- _DATA EXCERPTS_:
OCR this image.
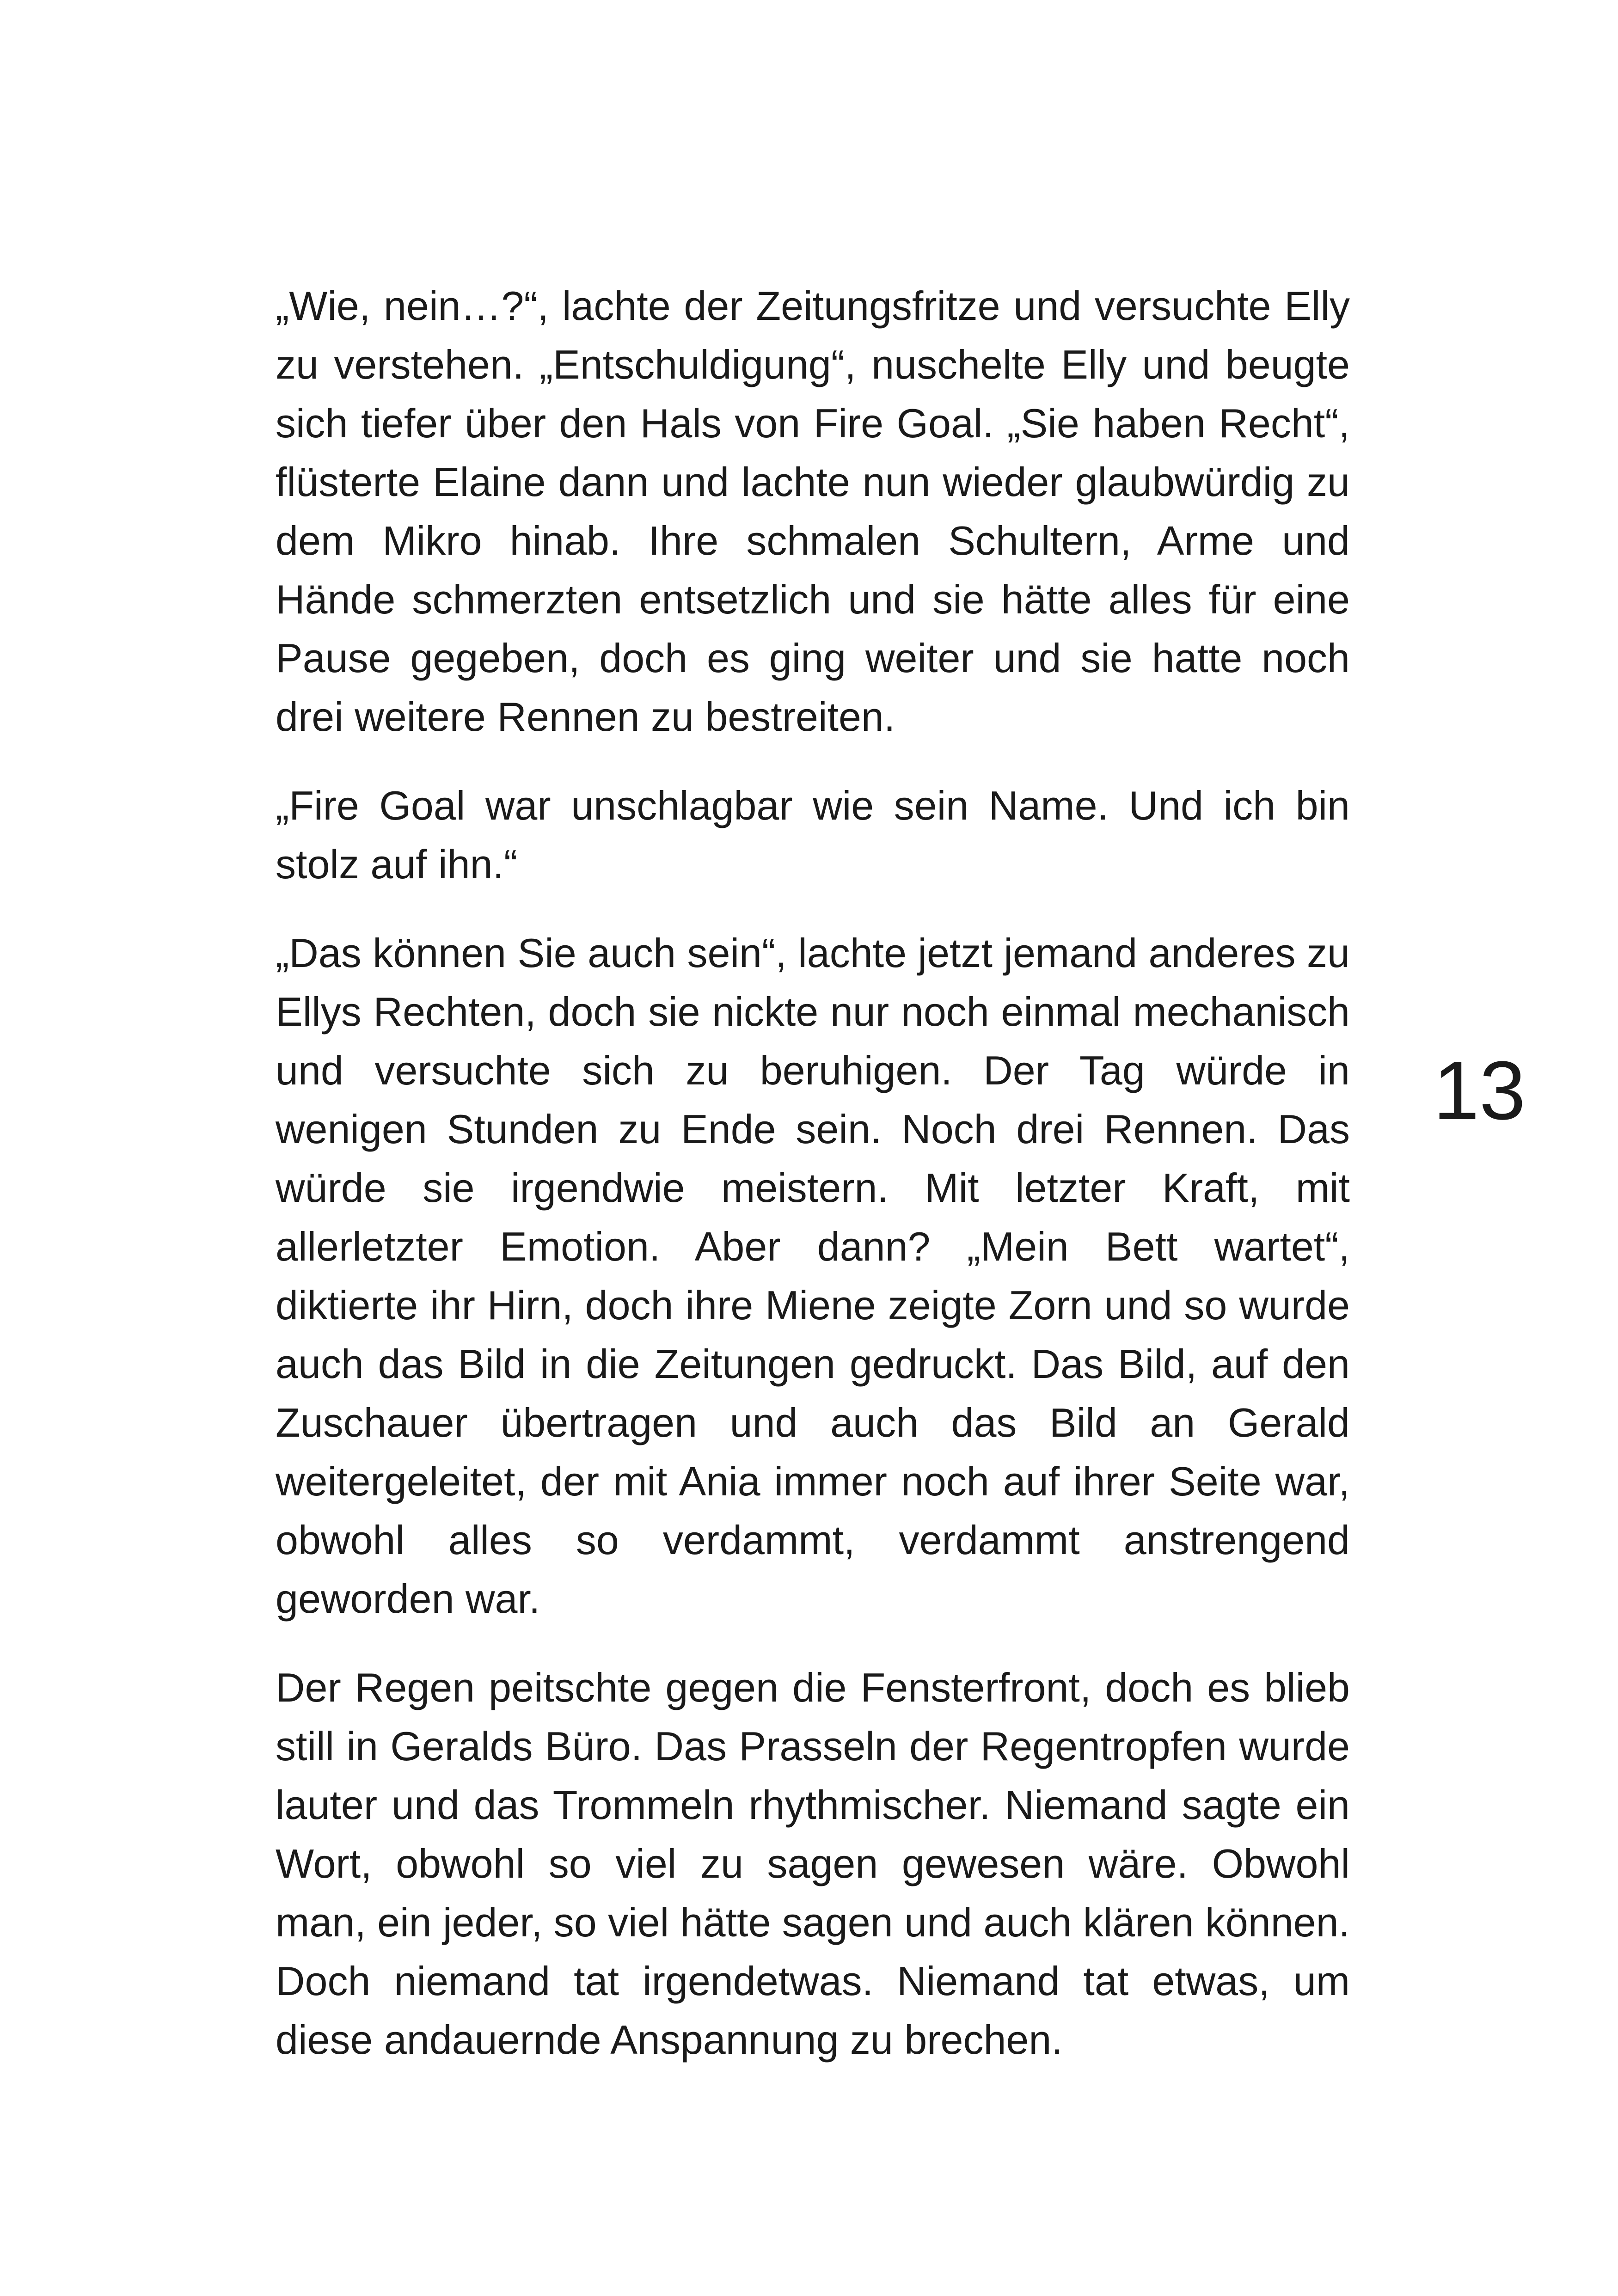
„Wie, nein…?“, lachte der Zeitungsfritze und versuchte Elly zu verstehen. „Entschuldigung“, nuschelte Elly und beugte sich tiefer über den Hals von Fire Goal. „Sie haben Recht“, flüsterte Elaine dann und lachte nun wieder glaubwürdig zu dem Mikro hinab. Ihre schmalen Schultern, Arme und Hände schmerzten entsetzlich und sie hätte alles für eine Pause gegeben, doch es ging weiter und sie hatte noch drei weitere Rennen zu bestreiten.

„Fire Goal war unschlagbar wie sein Name. Und ich bin stolz auf ihn.“

„Das können Sie auch sein“, lachte jetzt jemand anderes zu Ellys Rechten, doch sie nickte nur noch einmal mechanisch und versuchte sich zu beruhigen. Der Tag würde in wenigen Stunden zu Ende sein. Noch drei Rennen. Das würde sie irgendwie meistern. Mit letzter Kraft, mit allerletzter Emotion. Aber dann? „Mein Bett wartet“, diktierte ihr Hirn, doch ihre Miene zeigte Zorn und so wurde auch das Bild in die Zeitungen gedruckt. Das Bild, auf den Zuschauer übertragen und auch das Bild an Gerald weitergeleitet, der mit Ania immer noch auf ihrer Seite war, obwohl alles so verdammt, verdammt anstrengend geworden war.

Der Regen peitschte gegen die Fensterfront, doch es blieb still in Geralds Büro. Das Prasseln der Regentropfen wurde lauter und das Trommeln rhythmischer. Niemand sagte ein Wort, obwohl so viel zu sagen gewesen wäre. Obwohl man, ein jeder, so viel hätte sagen und auch klären können. Doch niemand tat irgendetwas. Niemand tat etwas, um diese andauernde Anspannung zu brechen.

13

- _WHAT TO WORK ON_: Repeat the data in full and exactly. Omit pictures.

- _EXERCISE ANSWER_:
OCR this image.
„Wie, nein…?“, lachte der Zeitungsfritze und versuchte Elly zu verstehen. „Entschuldigung“, nuschelte Elly und beugte sich tiefer über den Hals von Fire Goal. „Sie haben Recht“, flüsterte Elaine dann und lachte nun wieder glaubwürdig zu dem Mikro hinab. Ihre schmalen Schultern, Arme und Hände schmerzten entsetzlich und sie hätte alles für eine Pause gegeben, doch es ging weiter und sie hatte noch drei weitere Rennen zu bestreiten.

„Fire Goal war unschlagbar wie sein Name. Und ich bin stolz auf ihn.“

„Das können Sie auch sein“, lachte jetzt jemand anderes zu Ellys Rechten, doch sie nickte nur noch einmal mechanisch und versuchte sich zu beruhigen. Der Tag würde in wenigen Stunden zu Ende sein. Noch drei Rennen. Das würde sie irgendwie meistern. Mit letzter Kraft, mit allerletzter Emotion. Aber dann? „Mein Bett wartet“, diktierte ihr Hirn, doch ihre Miene zeigte Zorn und so wurde auch das Bild in die Zeitungen gedruckt. Das Bild, auf den Zuschauer übertragen und auch das Bild an Gerald weitergeleitet, der mit Ania immer noch auf ihrer Seite war, obwohl alles so verdammt, verdammt anstrengend geworden war.

Der Regen peitschte gegen die Fensterfront, doch es blieb still in Geralds Büro. Das Prasseln der Regentropfen wurde lauter und das Trommeln rhythmischer. Niemand sagte ein Wort, obwohl so viel zu sagen gewesen wäre. Obwohl man, ein jeder, so viel hätte sagen und auch klären können. Doch niemand tat irgendetwas. Niemand tat etwas, um diese andauernde Anspannung zu brechen.

13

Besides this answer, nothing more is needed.